[Dataset excerpt]
* * * *

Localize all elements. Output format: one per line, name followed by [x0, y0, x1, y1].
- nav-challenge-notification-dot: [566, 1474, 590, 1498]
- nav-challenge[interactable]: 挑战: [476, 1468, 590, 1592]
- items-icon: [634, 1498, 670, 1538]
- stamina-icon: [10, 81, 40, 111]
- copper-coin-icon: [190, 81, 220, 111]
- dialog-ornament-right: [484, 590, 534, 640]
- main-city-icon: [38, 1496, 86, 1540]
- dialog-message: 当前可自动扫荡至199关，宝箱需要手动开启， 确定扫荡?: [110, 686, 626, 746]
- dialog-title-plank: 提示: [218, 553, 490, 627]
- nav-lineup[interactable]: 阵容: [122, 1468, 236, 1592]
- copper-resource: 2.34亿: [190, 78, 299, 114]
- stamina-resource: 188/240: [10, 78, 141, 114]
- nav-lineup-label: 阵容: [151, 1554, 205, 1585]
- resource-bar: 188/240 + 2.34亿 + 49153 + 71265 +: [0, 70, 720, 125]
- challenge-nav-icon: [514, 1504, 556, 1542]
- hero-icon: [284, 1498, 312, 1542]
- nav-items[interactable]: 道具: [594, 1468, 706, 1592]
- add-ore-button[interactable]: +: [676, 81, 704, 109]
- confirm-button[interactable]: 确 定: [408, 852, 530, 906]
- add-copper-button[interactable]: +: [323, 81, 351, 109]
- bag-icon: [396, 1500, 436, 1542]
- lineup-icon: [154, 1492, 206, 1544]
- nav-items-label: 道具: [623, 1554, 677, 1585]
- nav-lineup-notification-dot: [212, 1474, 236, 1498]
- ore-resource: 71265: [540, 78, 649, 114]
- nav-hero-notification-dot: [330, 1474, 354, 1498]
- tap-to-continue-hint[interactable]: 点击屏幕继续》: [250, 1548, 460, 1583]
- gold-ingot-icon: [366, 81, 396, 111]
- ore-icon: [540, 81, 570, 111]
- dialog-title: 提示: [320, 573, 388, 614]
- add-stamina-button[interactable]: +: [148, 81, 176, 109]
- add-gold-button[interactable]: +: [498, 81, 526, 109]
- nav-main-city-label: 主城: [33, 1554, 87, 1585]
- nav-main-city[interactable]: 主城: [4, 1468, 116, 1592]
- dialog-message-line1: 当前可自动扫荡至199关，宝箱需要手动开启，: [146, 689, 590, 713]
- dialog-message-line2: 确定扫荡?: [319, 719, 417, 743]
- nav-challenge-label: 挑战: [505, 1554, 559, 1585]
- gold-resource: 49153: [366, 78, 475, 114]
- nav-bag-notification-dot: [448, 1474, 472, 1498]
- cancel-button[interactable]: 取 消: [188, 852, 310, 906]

* * * *

Task statement: Could you return every line of the entries above, unchanged and in the same order?

Task response:
Localize all elements. Output format: one per line, name followed by [x0, y0, x1, y1].
- nav-challenge-notification-dot: [566, 1474, 590, 1498]
- nav-challenge[interactable]: 挑战: [476, 1468, 590, 1592]
- items-icon: [634, 1498, 670, 1538]
- stamina-icon: [10, 81, 40, 111]
- copper-coin-icon: [190, 81, 220, 111]
- dialog-ornament-right: [484, 590, 534, 640]
- main-city-icon: [38, 1496, 86, 1540]
- dialog-message: 当前可自动扫荡至199关，宝箱需要手动开启， 确定扫荡?: [110, 686, 626, 746]
- dialog-title-plank: 提示: [218, 553, 490, 627]
- nav-lineup[interactable]: 阵容: [122, 1468, 236, 1592]
- copper-resource: 2.34亿: [190, 78, 299, 114]
- stamina-resource: 188/240: [10, 78, 141, 114]
- nav-lineup-label: 阵容: [151, 1554, 205, 1585]
- resource-bar: 188/240 + 2.34亿 + 49153 + 71265 +: [0, 70, 720, 125]
- challenge-nav-icon: [514, 1504, 556, 1542]
- hero-icon: [284, 1498, 312, 1542]
- nav-items[interactable]: 道具: [594, 1468, 706, 1592]
- add-ore-button[interactable]: +: [676, 81, 704, 109]
- confirm-button[interactable]: 确 定: [408, 852, 530, 906]
- add-copper-button[interactable]: +: [323, 81, 351, 109]
- bag-icon: [396, 1500, 436, 1542]
- lineup-icon: [154, 1492, 206, 1544]
- nav-items-label: 道具: [623, 1554, 677, 1585]
- nav-lineup-notification-dot: [212, 1474, 236, 1498]
- ore-resource: 71265: [540, 78, 649, 114]
- nav-hero-notification-dot: [330, 1474, 354, 1498]
- tap-to-continue-hint[interactable]: 点击屏幕继续》: [250, 1548, 460, 1583]
- gold-ingot-icon: [366, 81, 396, 111]
- ore-icon: [540, 81, 570, 111]
- dialog-title: 提示: [320, 573, 388, 614]
- add-stamina-button[interactable]: +: [148, 81, 176, 109]
- add-gold-button[interactable]: +: [498, 81, 526, 109]
- nav-main-city-label: 主城: [33, 1554, 87, 1585]
- nav-main-city[interactable]: 主城: [4, 1468, 116, 1592]
- dialog-message-line1: 当前可自动扫荡至199关，宝箱需要手动开启，: [146, 689, 590, 713]
- dialog-message-line2: 确定扫荡?: [319, 719, 417, 743]
- nav-challenge-label: 挑战: [505, 1554, 559, 1585]
- gold-resource: 49153: [366, 78, 475, 114]
- nav-bag-notification-dot: [448, 1474, 472, 1498]
- cancel-button[interactable]: 取 消: [188, 852, 310, 906]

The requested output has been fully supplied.